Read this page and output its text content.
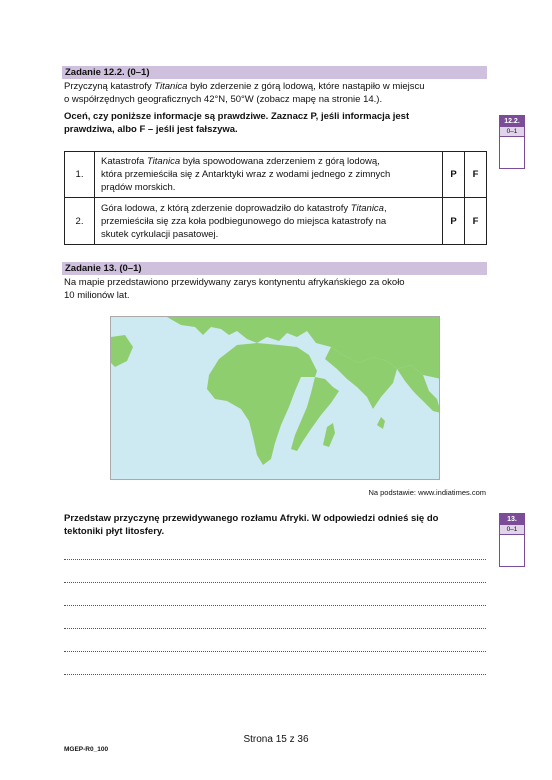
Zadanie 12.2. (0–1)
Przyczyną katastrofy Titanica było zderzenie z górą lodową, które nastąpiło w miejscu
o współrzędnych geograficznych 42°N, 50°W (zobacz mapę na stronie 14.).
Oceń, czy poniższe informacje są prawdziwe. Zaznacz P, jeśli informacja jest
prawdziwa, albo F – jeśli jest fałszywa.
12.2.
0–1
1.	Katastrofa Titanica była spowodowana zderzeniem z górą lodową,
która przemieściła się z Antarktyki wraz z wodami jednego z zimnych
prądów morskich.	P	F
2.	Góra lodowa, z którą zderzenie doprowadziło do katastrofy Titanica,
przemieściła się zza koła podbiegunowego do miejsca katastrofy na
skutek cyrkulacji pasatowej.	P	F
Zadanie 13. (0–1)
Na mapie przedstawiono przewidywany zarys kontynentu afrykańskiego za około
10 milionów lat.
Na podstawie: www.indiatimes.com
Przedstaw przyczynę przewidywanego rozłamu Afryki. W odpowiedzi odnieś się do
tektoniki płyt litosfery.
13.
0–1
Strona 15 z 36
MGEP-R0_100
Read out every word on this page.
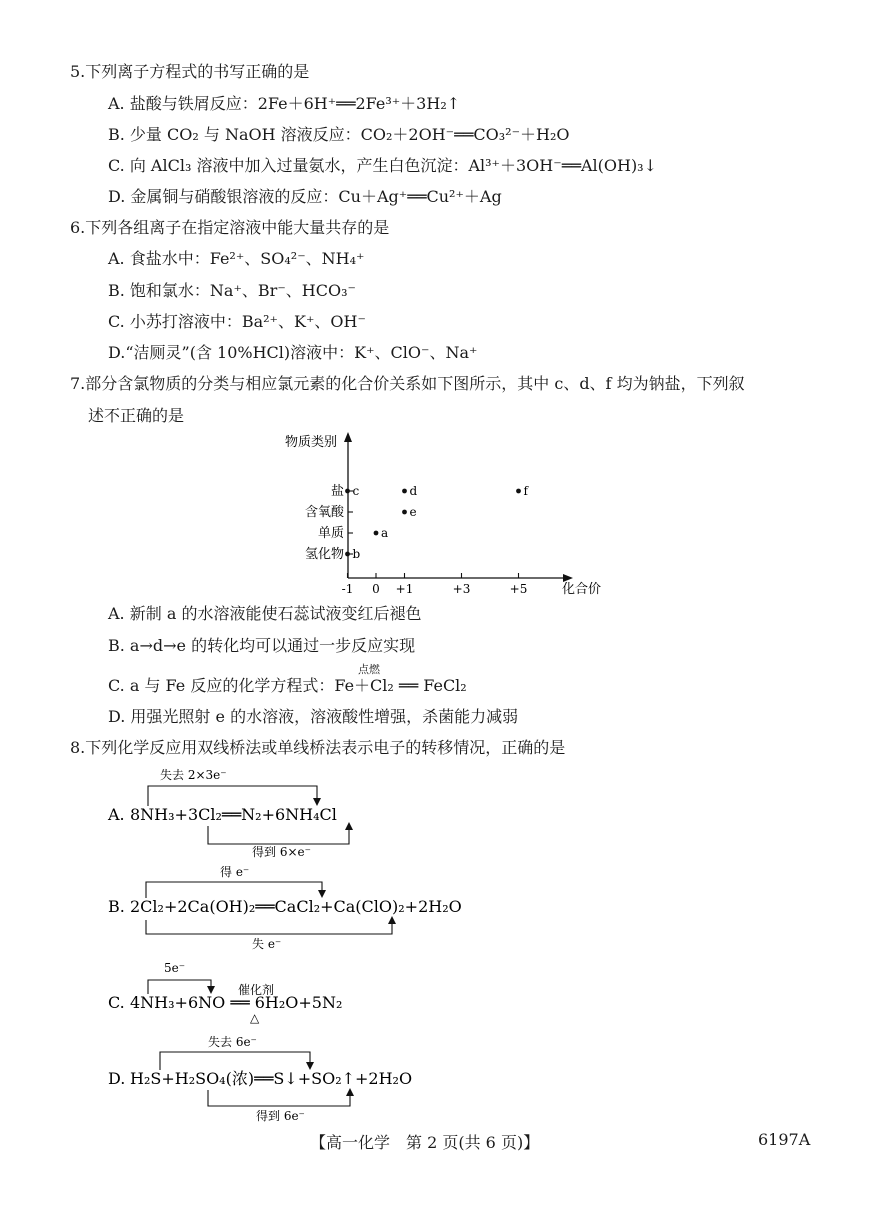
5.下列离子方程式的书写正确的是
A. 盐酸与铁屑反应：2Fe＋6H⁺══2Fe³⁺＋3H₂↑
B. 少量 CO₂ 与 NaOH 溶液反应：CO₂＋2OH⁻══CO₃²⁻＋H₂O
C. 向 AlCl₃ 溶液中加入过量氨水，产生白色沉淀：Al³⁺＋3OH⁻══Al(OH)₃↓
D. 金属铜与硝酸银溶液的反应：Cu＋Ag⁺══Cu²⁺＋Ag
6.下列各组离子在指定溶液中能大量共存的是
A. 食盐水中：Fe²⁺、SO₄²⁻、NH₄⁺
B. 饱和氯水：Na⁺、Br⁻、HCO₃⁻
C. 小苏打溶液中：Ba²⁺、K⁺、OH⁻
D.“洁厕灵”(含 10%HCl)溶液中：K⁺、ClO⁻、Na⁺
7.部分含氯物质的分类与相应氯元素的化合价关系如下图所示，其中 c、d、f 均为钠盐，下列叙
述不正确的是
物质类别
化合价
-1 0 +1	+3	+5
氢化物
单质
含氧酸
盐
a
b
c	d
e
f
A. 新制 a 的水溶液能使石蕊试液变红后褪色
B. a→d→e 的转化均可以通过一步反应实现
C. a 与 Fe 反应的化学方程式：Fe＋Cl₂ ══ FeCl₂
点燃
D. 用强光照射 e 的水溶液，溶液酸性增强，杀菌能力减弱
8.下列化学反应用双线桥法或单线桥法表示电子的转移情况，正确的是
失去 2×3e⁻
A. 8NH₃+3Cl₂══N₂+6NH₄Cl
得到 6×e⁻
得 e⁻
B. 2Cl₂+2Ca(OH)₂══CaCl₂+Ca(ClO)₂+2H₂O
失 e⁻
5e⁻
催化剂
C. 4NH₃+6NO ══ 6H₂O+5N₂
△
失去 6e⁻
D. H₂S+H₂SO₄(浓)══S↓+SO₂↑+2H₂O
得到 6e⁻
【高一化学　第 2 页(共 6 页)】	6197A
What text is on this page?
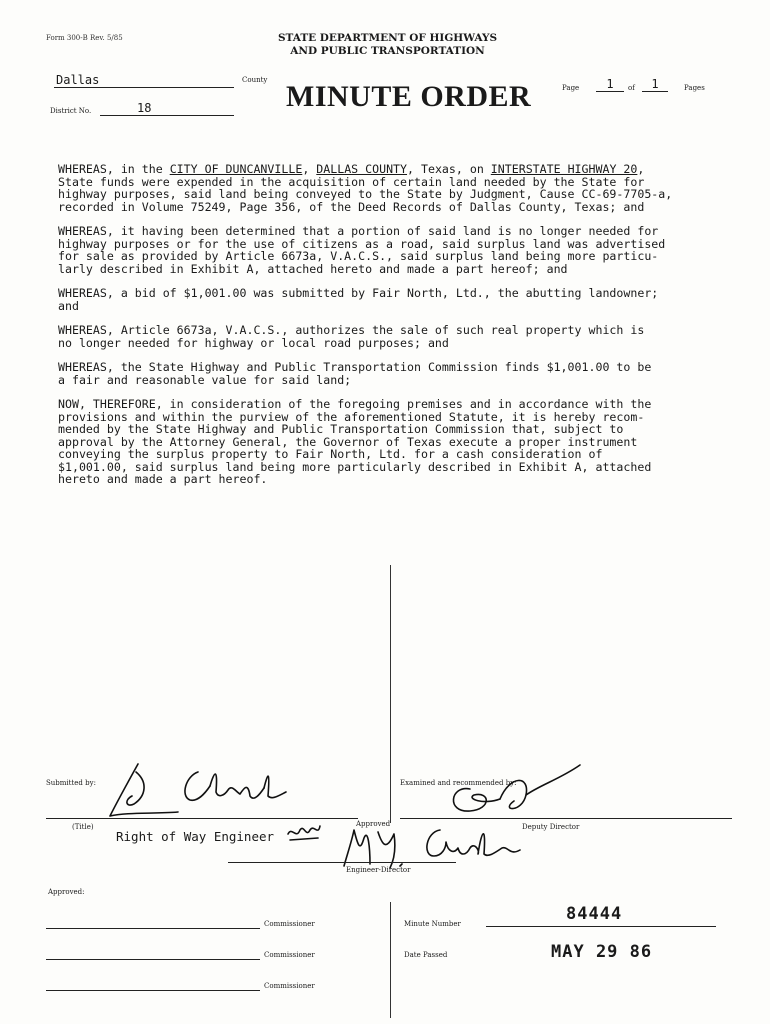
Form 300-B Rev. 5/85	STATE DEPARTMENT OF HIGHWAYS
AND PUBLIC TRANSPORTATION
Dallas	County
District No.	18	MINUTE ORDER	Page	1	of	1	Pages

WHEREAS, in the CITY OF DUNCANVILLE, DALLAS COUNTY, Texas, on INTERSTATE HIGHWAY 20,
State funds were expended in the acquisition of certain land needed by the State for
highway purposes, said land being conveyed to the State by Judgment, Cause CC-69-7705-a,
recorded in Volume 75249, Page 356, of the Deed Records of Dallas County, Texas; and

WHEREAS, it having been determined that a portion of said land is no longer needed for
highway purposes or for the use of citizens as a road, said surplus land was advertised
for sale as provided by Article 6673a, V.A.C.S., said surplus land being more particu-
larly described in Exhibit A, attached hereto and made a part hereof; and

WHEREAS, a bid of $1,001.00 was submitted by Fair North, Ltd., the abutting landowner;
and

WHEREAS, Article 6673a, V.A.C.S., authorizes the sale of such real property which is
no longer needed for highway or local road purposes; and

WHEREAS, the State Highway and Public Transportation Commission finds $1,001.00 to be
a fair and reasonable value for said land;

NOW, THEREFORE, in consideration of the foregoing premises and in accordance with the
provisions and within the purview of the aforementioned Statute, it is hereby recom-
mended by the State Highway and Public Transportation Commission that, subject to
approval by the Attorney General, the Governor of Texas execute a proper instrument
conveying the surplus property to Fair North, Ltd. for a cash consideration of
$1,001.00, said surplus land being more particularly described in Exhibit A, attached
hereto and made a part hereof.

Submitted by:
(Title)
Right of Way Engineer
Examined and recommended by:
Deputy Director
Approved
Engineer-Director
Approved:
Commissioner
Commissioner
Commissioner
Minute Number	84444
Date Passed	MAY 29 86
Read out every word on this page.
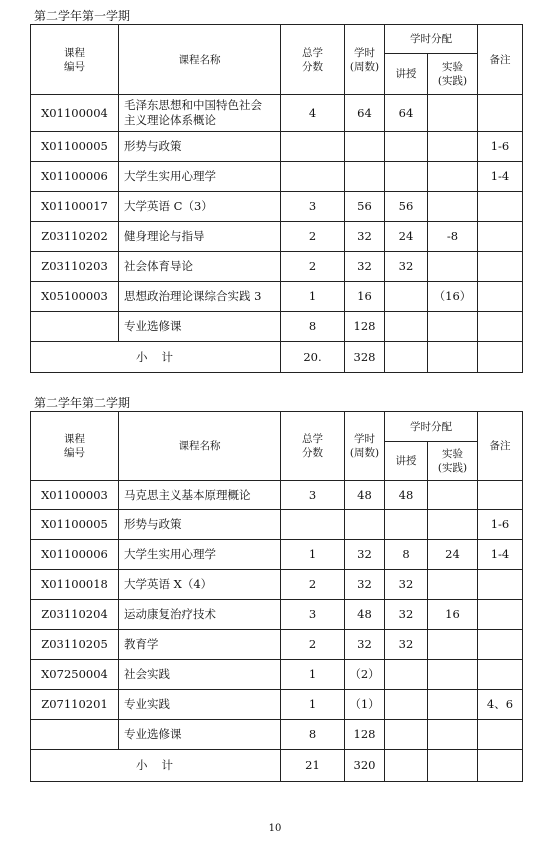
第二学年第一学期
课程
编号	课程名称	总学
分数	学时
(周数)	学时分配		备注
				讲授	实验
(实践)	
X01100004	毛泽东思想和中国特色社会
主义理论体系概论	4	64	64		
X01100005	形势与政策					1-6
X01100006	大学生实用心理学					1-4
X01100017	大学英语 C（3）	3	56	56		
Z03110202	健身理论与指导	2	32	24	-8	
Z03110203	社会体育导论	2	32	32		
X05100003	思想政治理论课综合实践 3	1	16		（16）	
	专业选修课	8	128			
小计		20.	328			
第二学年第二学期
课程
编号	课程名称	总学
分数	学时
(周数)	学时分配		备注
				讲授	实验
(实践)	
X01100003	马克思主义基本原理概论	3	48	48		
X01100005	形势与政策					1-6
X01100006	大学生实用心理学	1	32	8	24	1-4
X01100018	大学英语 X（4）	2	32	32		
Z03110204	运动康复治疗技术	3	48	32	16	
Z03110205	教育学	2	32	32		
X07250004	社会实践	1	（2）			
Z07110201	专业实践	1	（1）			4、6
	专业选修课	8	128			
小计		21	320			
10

◆ **Work to do**:
Scan the lines above for "jest", then copy every one that has it.

◆ **Result of this exercise**:
Oceń, czy poniższe informacje są prawdziwe. Zaznacz P, jeśli informacja jest
prawdziwa, albo F – jeśli jest fałszywa.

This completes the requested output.